# To do:
The entries below need to be written out exactly, with no pictures included.

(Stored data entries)

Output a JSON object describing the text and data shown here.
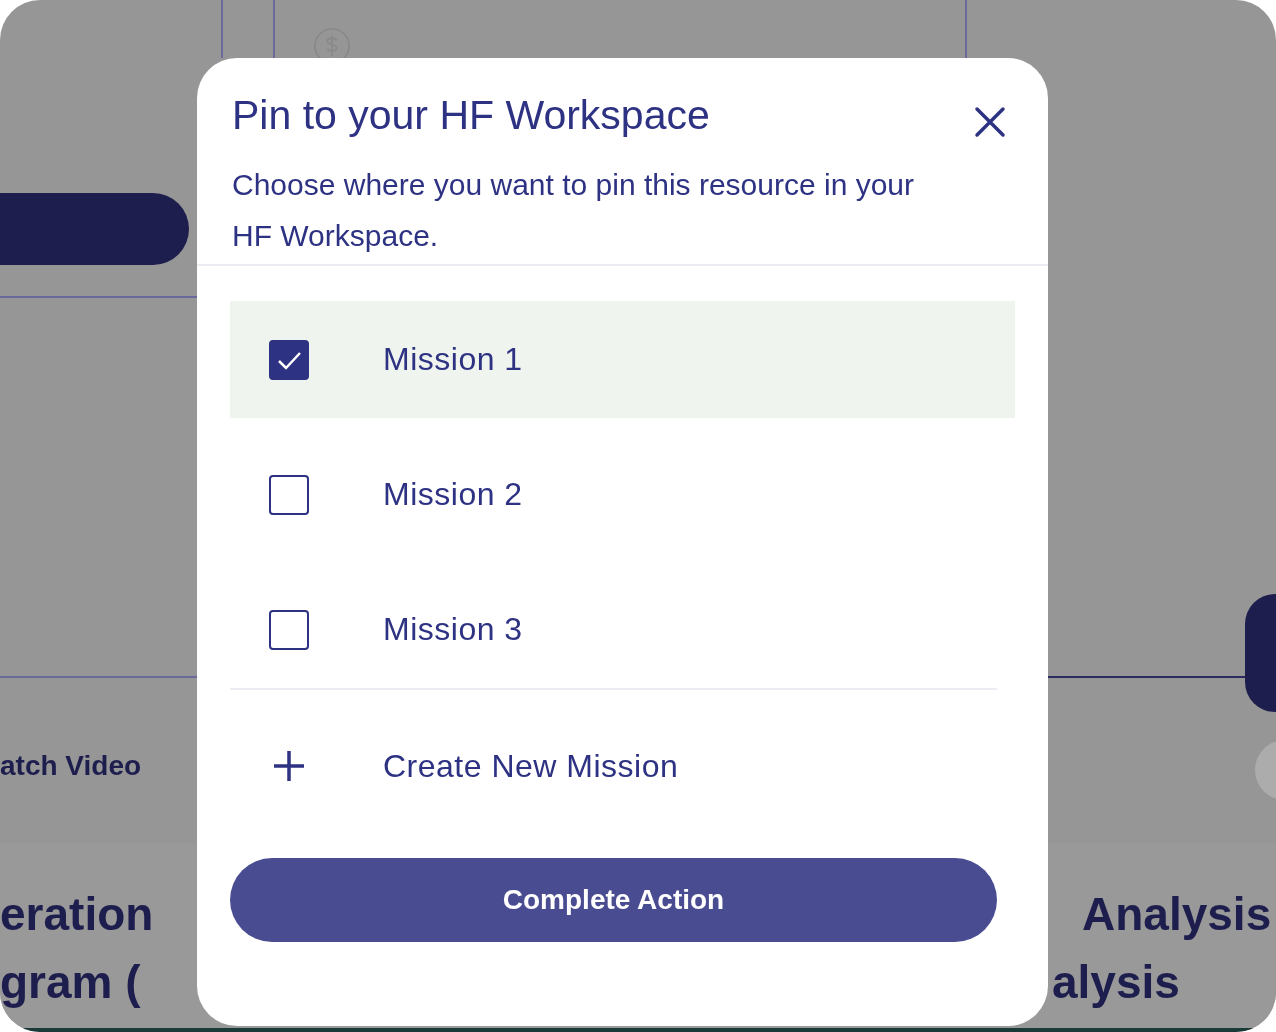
{
  "background": {
    "video_link": "atch Video",
    "card_titles": [
      {
        "lines": [
          "eration",
          "gram ("
        ]
      },
      {
        "lines": [
          "Analysis",
          "alysis"
        ]
      }
    ]
  },
  "dialog": {
    "title": "Pin to your HF Workspace",
    "description": "Choose where you want to pin this resource in your HF Workspace.",
    "missions": [
      {
        "label": "Mission 1",
        "checked": true
      },
      {
        "label": "Mission 2",
        "checked": false
      },
      {
        "label": "Mission 3",
        "checked": false
      }
    ],
    "create_label": "Create New Mission",
    "submit": "Complete Action"
  }
}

# Answer to the exercise:
Output a JSON object describing the text and data shown here.
{
  "background": {
    "video_link": "atch Video",
    "card_titles": [
      {
        "lines": [
          "eration",
          "gram ("
        ]
      },
      {
        "lines": [
          "Analysis",
          "alysis"
        ]
      }
    ]
  },
  "dialog": {
    "title": "Pin to your HF Workspace",
    "description": "Choose where you want to pin this resource in your HF Workspace.",
    "missions": [
      {
        "label": "Mission 1",
        "checked": true
      },
      {
        "label": "Mission 2",
        "checked": false
      },
      {
        "label": "Mission 3",
        "checked": false
      }
    ],
    "create_label": "Create New Mission",
    "submit": "Complete Action"
  }
}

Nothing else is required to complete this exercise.